## ITEMS
****************

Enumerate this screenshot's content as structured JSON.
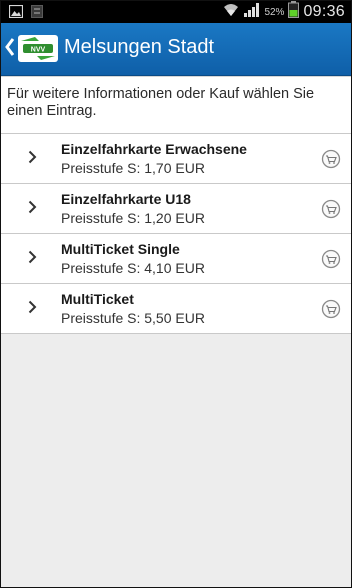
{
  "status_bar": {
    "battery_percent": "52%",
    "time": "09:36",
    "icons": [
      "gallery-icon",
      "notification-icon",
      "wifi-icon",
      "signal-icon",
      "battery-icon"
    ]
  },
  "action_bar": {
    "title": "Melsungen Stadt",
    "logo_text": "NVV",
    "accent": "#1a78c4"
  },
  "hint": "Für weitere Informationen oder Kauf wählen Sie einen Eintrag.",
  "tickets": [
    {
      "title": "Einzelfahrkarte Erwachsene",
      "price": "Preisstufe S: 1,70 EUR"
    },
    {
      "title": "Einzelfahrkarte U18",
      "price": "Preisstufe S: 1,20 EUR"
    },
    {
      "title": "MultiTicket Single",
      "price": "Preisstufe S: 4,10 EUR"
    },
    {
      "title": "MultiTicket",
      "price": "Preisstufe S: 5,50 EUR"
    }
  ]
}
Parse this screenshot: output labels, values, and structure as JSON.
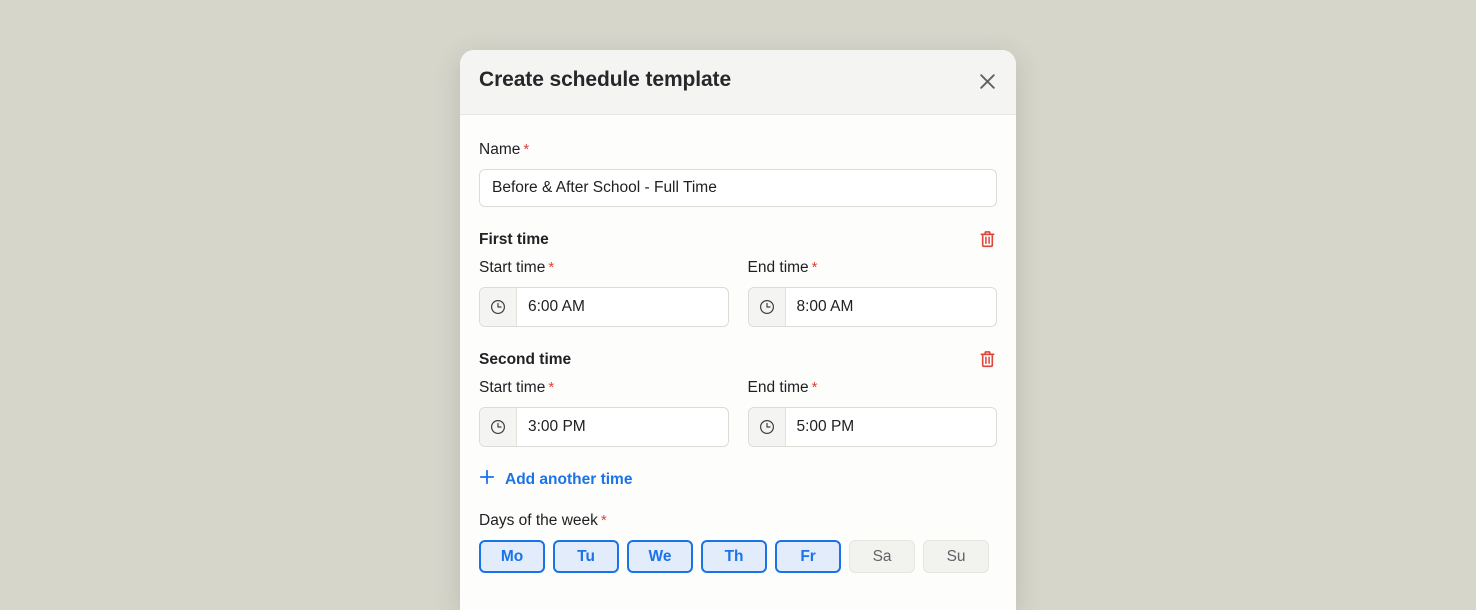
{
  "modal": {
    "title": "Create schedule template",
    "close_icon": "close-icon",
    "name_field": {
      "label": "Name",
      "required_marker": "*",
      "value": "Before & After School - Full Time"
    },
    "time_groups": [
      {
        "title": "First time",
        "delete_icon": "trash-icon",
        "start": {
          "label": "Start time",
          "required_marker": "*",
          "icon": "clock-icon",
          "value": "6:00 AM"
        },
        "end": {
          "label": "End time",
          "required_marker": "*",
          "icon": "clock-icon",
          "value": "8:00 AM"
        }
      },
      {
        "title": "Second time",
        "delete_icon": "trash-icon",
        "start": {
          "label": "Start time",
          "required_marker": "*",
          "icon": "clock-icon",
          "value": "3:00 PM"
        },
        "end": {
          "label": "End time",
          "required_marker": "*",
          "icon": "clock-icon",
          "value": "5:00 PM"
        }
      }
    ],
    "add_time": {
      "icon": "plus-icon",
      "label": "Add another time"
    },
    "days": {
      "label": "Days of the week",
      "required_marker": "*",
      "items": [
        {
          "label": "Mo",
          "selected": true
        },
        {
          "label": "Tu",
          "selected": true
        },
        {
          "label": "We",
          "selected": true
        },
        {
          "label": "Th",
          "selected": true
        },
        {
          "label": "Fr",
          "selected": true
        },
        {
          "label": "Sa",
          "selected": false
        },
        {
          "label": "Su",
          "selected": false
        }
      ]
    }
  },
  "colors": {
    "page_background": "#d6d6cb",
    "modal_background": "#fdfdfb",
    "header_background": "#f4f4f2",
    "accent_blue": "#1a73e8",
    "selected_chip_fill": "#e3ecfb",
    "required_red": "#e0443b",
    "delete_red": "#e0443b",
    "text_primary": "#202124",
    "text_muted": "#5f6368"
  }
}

****************

## INSTRUCTIONS TO FOLLOW
What is the number of lines holding the word "MultiTicket"? State it alone.

## COMPLETE ANSWER
2